■ What to work on
Find the string "List" in the records. Copy every line it appears in.

(Excerpt from a dataset)
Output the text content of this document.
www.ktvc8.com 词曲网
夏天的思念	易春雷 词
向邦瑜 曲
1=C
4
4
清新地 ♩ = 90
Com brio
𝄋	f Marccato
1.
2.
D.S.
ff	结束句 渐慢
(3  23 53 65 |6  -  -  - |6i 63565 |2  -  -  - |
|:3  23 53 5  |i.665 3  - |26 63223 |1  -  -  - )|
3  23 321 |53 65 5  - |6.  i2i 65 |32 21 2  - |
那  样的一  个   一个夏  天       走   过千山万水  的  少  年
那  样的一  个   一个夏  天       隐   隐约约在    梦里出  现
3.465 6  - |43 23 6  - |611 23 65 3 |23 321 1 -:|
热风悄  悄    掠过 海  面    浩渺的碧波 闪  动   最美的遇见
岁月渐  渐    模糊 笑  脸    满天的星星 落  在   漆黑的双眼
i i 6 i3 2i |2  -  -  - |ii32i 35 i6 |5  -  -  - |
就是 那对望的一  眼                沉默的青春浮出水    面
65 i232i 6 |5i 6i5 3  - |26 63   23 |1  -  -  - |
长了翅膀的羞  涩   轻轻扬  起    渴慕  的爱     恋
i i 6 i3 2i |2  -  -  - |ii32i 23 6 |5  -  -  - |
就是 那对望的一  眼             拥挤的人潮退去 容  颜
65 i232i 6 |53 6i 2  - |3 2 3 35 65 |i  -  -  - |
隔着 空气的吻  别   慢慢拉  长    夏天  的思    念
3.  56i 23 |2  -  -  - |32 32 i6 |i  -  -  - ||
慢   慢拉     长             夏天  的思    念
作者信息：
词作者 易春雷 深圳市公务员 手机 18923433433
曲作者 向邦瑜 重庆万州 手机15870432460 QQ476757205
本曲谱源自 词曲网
--
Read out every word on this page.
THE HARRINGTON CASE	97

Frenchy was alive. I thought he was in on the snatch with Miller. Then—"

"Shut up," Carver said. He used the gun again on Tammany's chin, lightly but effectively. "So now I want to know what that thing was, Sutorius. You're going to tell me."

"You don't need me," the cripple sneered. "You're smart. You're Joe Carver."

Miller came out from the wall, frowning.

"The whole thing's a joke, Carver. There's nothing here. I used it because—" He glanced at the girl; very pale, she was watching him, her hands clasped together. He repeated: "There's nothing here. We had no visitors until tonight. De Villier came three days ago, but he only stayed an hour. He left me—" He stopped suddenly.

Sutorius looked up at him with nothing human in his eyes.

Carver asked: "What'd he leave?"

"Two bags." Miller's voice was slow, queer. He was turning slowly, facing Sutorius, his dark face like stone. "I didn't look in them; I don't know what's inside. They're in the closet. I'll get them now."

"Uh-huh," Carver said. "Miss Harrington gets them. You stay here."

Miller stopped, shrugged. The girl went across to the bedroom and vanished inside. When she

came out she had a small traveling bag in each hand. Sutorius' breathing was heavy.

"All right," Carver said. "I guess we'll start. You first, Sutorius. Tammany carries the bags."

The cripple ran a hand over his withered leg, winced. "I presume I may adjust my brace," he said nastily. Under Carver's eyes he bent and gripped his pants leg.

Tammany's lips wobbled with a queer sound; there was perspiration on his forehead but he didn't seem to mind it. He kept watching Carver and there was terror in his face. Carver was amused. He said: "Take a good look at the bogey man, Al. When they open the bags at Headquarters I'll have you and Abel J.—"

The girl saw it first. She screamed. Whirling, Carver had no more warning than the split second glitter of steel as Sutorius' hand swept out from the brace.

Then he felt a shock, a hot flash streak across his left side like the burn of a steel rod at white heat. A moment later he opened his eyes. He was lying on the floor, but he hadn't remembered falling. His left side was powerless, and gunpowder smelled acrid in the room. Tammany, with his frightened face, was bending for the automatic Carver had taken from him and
---
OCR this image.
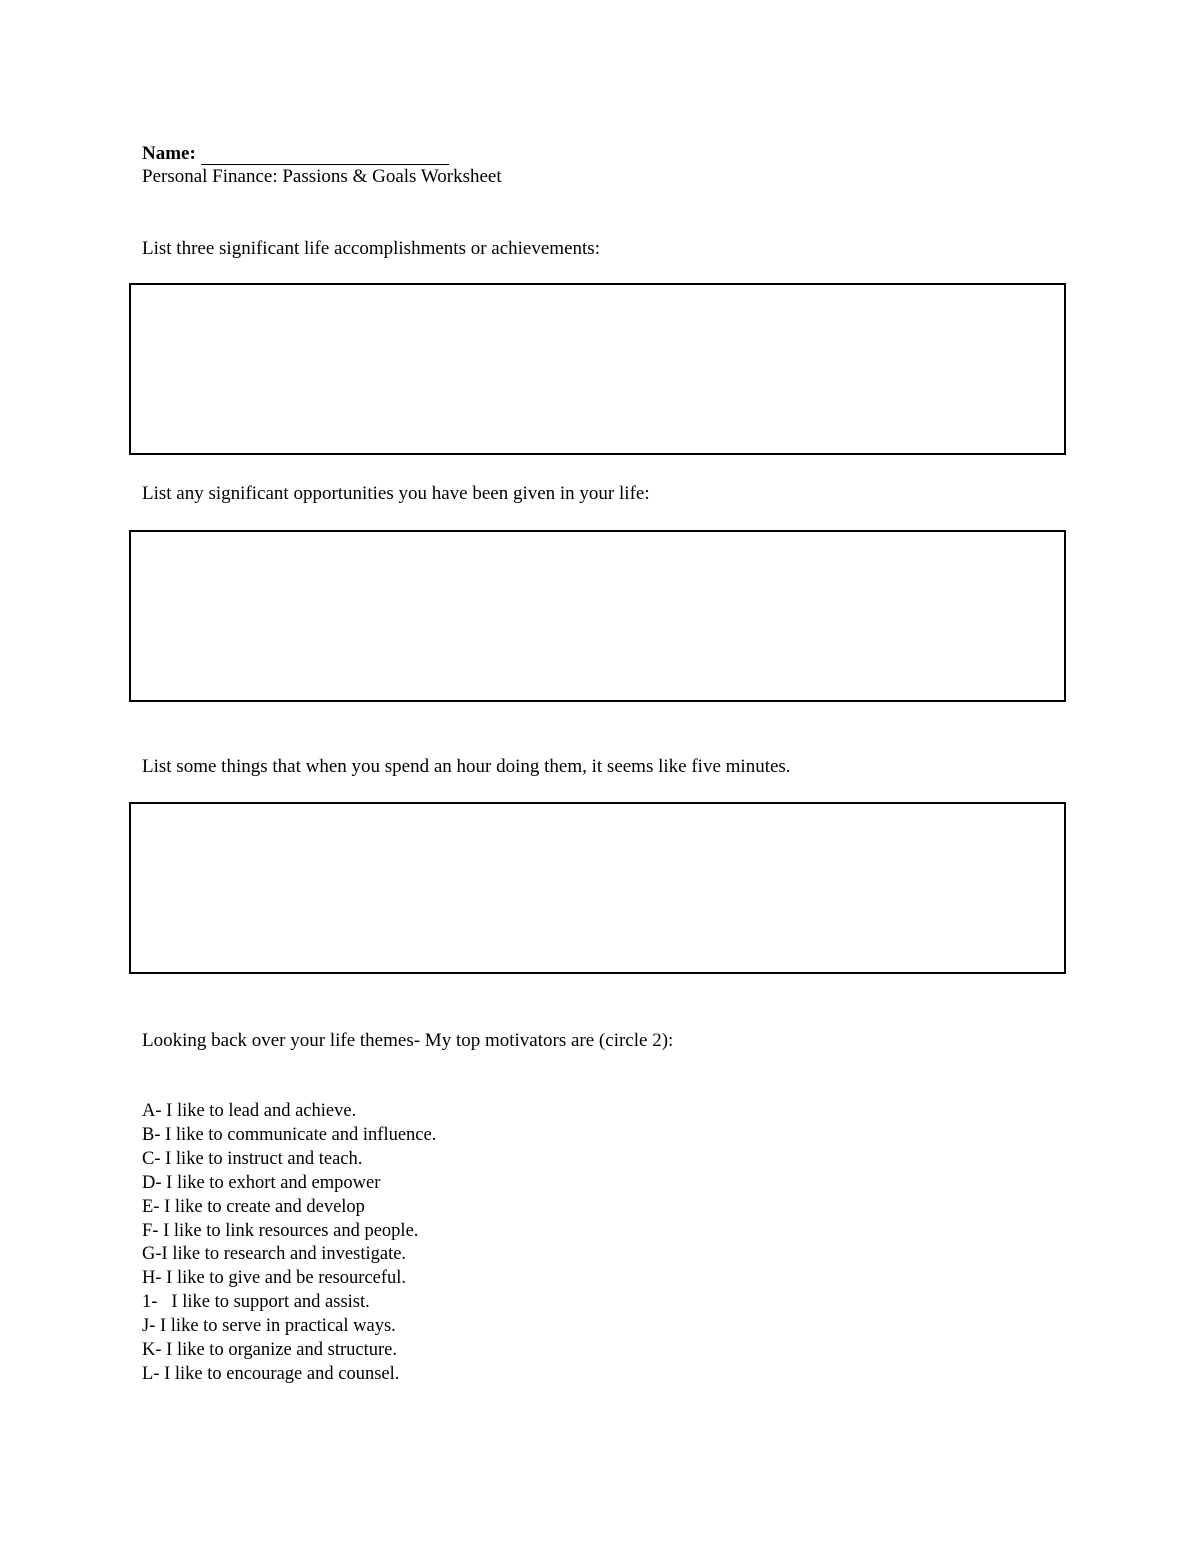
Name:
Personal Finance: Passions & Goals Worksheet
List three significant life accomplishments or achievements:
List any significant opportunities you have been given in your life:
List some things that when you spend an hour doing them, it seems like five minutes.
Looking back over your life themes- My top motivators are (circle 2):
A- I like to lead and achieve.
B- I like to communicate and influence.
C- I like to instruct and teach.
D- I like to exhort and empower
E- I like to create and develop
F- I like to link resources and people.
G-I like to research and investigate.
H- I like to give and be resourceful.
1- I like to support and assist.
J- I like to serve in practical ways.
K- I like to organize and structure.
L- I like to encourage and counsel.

■ Output
List three significant life accomplishments or achievements:
List any significant opportunities you have been given in your life:
List some things that when you spend an hour doing them, it seems like five minutes.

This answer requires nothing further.